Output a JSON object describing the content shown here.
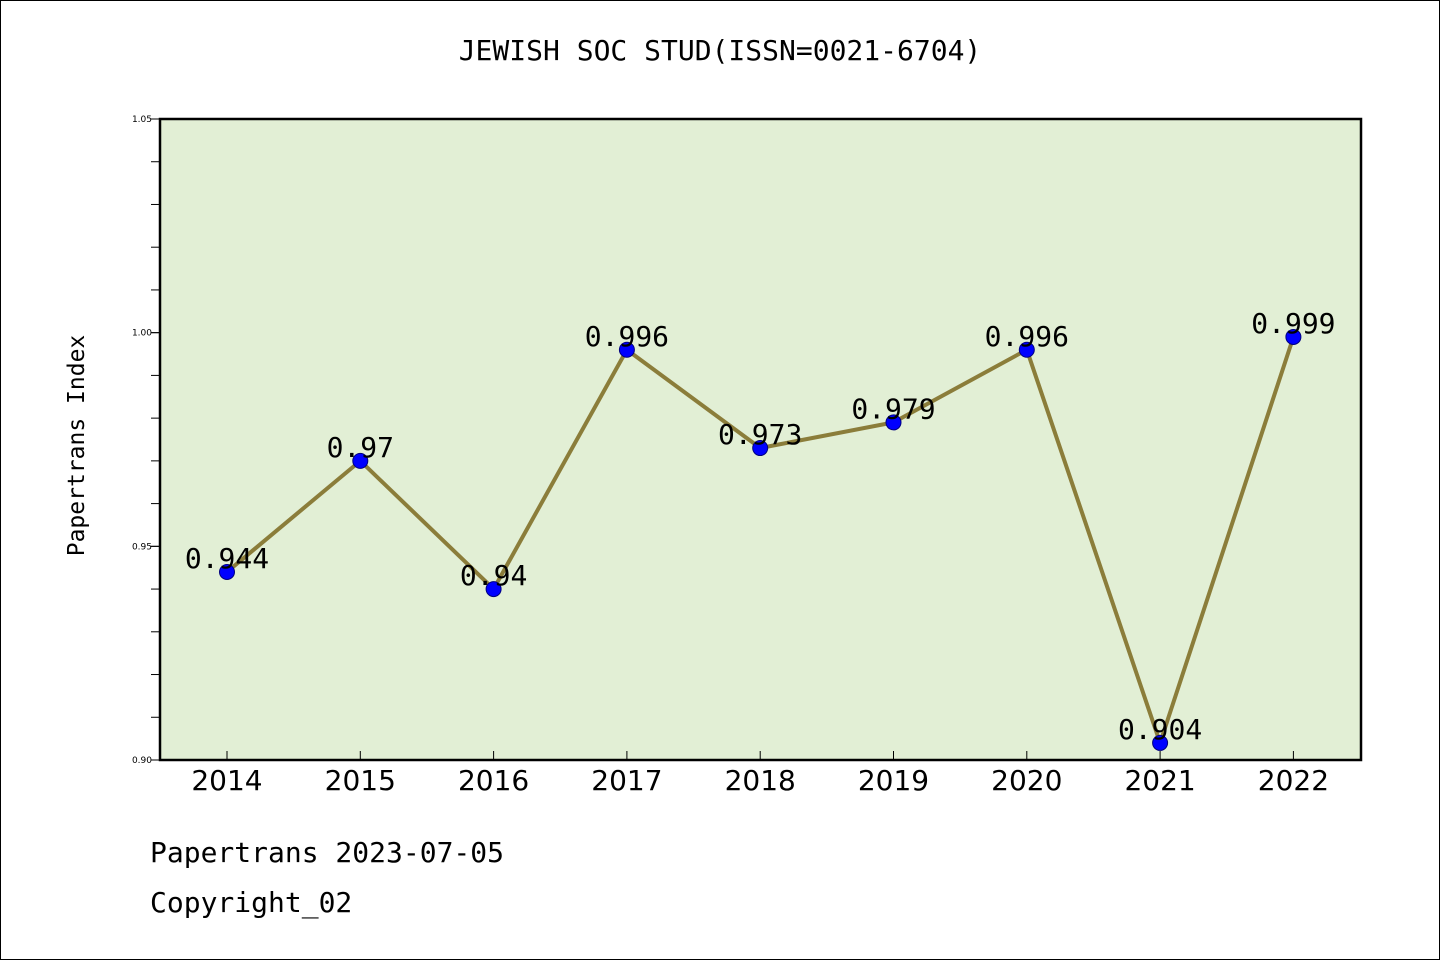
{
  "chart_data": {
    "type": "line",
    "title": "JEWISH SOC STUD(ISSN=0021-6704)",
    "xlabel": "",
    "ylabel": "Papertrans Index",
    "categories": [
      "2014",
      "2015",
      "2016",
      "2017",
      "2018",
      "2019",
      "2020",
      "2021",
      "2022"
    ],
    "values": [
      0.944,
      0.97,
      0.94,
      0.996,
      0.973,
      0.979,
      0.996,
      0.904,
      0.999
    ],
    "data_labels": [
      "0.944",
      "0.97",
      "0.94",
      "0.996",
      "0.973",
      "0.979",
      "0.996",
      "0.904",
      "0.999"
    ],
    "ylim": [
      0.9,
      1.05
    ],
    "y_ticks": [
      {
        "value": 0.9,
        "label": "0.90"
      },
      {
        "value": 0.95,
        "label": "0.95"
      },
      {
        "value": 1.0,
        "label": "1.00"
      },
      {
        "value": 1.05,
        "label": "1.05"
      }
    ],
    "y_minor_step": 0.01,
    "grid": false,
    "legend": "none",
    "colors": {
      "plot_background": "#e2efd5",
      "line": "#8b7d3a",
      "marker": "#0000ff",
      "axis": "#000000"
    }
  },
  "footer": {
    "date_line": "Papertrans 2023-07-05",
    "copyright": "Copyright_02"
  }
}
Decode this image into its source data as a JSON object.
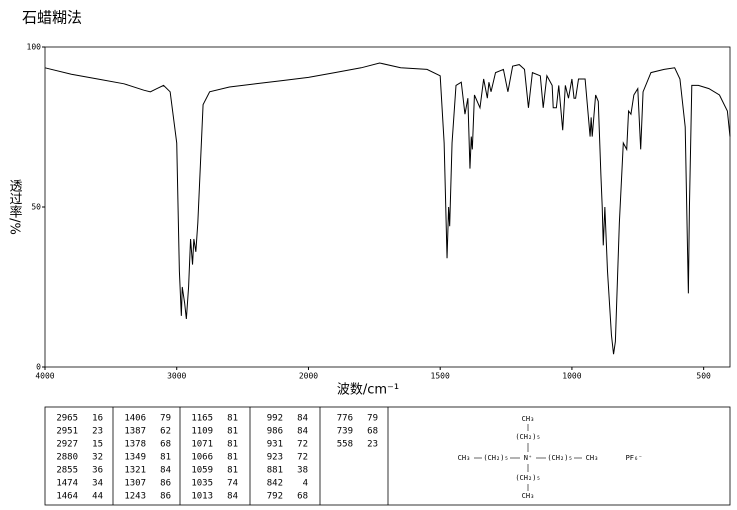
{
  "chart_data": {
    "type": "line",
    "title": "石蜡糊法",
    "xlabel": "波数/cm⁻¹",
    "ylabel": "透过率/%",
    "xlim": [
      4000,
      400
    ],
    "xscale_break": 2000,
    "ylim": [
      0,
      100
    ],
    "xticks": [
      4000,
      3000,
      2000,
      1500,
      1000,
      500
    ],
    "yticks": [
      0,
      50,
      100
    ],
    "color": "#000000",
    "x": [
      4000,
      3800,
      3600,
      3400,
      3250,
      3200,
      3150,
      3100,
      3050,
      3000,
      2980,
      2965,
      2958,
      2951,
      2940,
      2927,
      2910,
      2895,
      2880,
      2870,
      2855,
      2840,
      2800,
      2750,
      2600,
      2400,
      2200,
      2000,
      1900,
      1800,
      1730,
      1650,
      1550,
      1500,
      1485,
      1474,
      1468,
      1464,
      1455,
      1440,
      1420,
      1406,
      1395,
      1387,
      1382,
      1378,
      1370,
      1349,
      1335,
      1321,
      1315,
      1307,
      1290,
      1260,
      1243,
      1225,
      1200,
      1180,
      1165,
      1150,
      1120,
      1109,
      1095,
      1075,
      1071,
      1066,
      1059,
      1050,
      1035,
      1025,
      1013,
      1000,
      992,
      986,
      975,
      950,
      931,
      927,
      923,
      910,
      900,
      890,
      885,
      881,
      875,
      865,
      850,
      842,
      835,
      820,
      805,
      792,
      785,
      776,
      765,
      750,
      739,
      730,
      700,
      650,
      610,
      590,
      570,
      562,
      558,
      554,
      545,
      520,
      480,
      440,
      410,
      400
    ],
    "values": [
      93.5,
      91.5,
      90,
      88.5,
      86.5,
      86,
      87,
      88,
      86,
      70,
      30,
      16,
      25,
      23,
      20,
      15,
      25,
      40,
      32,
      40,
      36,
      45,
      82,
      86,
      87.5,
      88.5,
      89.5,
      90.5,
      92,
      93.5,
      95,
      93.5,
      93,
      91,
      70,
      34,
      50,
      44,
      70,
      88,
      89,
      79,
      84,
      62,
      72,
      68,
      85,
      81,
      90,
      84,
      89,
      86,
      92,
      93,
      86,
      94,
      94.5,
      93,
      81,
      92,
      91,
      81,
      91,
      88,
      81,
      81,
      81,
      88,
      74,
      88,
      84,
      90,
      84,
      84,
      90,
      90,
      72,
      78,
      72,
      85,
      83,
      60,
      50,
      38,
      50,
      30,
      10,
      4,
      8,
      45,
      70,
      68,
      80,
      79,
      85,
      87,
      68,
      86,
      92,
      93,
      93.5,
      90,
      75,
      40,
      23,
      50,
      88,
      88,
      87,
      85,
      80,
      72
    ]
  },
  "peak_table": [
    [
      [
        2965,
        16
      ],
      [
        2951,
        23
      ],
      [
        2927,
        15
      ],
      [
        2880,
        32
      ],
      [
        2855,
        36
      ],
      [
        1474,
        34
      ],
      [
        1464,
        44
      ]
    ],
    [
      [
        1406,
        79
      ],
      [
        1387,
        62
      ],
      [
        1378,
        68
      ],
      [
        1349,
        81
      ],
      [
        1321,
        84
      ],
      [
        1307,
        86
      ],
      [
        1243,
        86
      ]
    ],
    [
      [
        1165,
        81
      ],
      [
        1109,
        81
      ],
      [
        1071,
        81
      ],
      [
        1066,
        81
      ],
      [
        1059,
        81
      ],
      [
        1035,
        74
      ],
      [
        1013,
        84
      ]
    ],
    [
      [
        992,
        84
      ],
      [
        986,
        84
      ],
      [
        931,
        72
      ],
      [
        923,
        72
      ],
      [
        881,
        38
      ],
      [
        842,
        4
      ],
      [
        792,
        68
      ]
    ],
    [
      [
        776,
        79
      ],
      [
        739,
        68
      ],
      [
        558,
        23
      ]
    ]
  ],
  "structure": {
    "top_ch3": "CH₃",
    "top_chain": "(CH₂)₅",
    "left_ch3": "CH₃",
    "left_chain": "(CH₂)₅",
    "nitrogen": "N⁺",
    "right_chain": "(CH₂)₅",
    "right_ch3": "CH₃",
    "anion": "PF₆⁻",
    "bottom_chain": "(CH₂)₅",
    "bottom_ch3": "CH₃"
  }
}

* * *

Give the entries again without a single change, but with no pictures.

Output a JSON object describing the content shown here.
{
  "chart_data": {
    "type": "line",
    "title": "JEWISH SOC STUD(ISSN=0021-6704)",
    "xlabel": "",
    "ylabel": "Papertrans Index",
    "categories": [
      "2014",
      "2015",
      "2016",
      "2017",
      "2018",
      "2019",
      "2020",
      "2021",
      "2022"
    ],
    "values": [
      0.944,
      0.97,
      0.94,
      0.996,
      0.973,
      0.979,
      0.996,
      0.904,
      0.999
    ],
    "data_labels": [
      "0.944",
      "0.97",
      "0.94",
      "0.996",
      "0.973",
      "0.979",
      "0.996",
      "0.904",
      "0.999"
    ],
    "ylim": [
      0.9,
      1.05
    ],
    "y_ticks": [
      {
        "value": 0.9,
        "label": "0.90"
      },
      {
        "value": 0.95,
        "label": "0.95"
      },
      {
        "value": 1.0,
        "label": "1.00"
      },
      {
        "value": 1.05,
        "label": "1.05"
      }
    ],
    "y_minor_step": 0.01,
    "grid": false,
    "legend": "none",
    "colors": {
      "plot_background": "#e2efd5",
      "line": "#8b7d3a",
      "marker": "#0000ff",
      "axis": "#000000"
    }
  },
  "footer": {
    "date_line": "Papertrans 2023-07-05",
    "copyright": "Copyright_02"
  }
}
Decode this image into its source data as a JSON object.
{
  "chart_data": {
    "type": "line",
    "title": "石蜡糊法",
    "xlabel": "波数/cm⁻¹",
    "ylabel": "透过率/%",
    "xlim": [
      4000,
      400
    ],
    "xscale_break": 2000,
    "ylim": [
      0,
      100
    ],
    "xticks": [
      4000,
      3000,
      2000,
      1500,
      1000,
      500
    ],
    "yticks": [
      0,
      50,
      100
    ],
    "color": "#000000",
    "x": [
      4000,
      3800,
      3600,
      3400,
      3250,
      3200,
      3150,
      3100,
      3050,
      3000,
      2980,
      2965,
      2958,
      2951,
      2940,
      2927,
      2910,
      2895,
      2880,
      2870,
      2855,
      2840,
      2800,
      2750,
      2600,
      2400,
      2200,
      2000,
      1900,
      1800,
      1730,
      1650,
      1550,
      1500,
      1485,
      1474,
      1468,
      1464,
      1455,
      1440,
      1420,
      1406,
      1395,
      1387,
      1382,
      1378,
      1370,
      1349,
      1335,
      1321,
      1315,
      1307,
      1290,
      1260,
      1243,
      1225,
      1200,
      1180,
      1165,
      1150,
      1120,
      1109,
      1095,
      1075,
      1071,
      1066,
      1059,
      1050,
      1035,
      1025,
      1013,
      1000,
      992,
      986,
      975,
      950,
      931,
      927,
      923,
      910,
      900,
      890,
      885,
      881,
      875,
      865,
      850,
      842,
      835,
      820,
      805,
      792,
      785,
      776,
      765,
      750,
      739,
      730,
      700,
      650,
      610,
      590,
      570,
      562,
      558,
      554,
      545,
      520,
      480,
      440,
      410,
      400
    ],
    "values": [
      93.5,
      91.5,
      90,
      88.5,
      86.5,
      86,
      87,
      88,
      86,
      70,
      30,
      16,
      25,
      23,
      20,
      15,
      25,
      40,
      32,
      40,
      36,
      45,
      82,
      86,
      87.5,
      88.5,
      89.5,
      90.5,
      92,
      93.5,
      95,
      93.5,
      93,
      91,
      70,
      34,
      50,
      44,
      70,
      88,
      89,
      79,
      84,
      62,
      72,
      68,
      85,
      81,
      90,
      84,
      89,
      86,
      92,
      93,
      86,
      94,
      94.5,
      93,
      81,
      92,
      91,
      81,
      91,
      88,
      81,
      81,
      81,
      88,
      74,
      88,
      84,
      90,
      84,
      84,
      90,
      90,
      72,
      78,
      72,
      85,
      83,
      60,
      50,
      38,
      50,
      30,
      10,
      4,
      8,
      45,
      70,
      68,
      80,
      79,
      85,
      87,
      68,
      86,
      92,
      93,
      93.5,
      90,
      75,
      40,
      23,
      50,
      88,
      88,
      87,
      85,
      80,
      72
    ]
  },
  "peak_table": [
    [
      [
        2965,
        16
      ],
      [
        2951,
        23
      ],
      [
        2927,
        15
      ],
      [
        2880,
        32
      ],
      [
        2855,
        36
      ],
      [
        1474,
        34
      ],
      [
        1464,
        44
      ]
    ],
    [
      [
        1406,
        79
      ],
      [
        1387,
        62
      ],
      [
        1378,
        68
      ],
      [
        1349,
        81
      ],
      [
        1321,
        84
      ],
      [
        1307,
        86
      ],
      [
        1243,
        86
      ]
    ],
    [
      [
        1165,
        81
      ],
      [
        1109,
        81
      ],
      [
        1071,
        81
      ],
      [
        1066,
        81
      ],
      [
        1059,
        81
      ],
      [
        1035,
        74
      ],
      [
        1013,
        84
      ]
    ],
    [
      [
        992,
        84
      ],
      [
        986,
        84
      ],
      [
        931,
        72
      ],
      [
        923,
        72
      ],
      [
        881,
        38
      ],
      [
        842,
        4
      ],
      [
        792,
        68
      ]
    ],
    [
      [
        776,
        79
      ],
      [
        739,
        68
      ],
      [
        558,
        23
      ]
    ]
  ],
  "structure": {
    "top_ch3": "CH₃",
    "top_chain": "(CH₂)₅",
    "left_ch3": "CH₃",
    "left_chain": "(CH₂)₅",
    "nitrogen": "N⁺",
    "right_chain": "(CH₂)₅",
    "right_ch3": "CH₃",
    "anion": "PF₆⁻",
    "bottom_chain": "(CH₂)₅",
    "bottom_ch3": "CH₃"
  }
}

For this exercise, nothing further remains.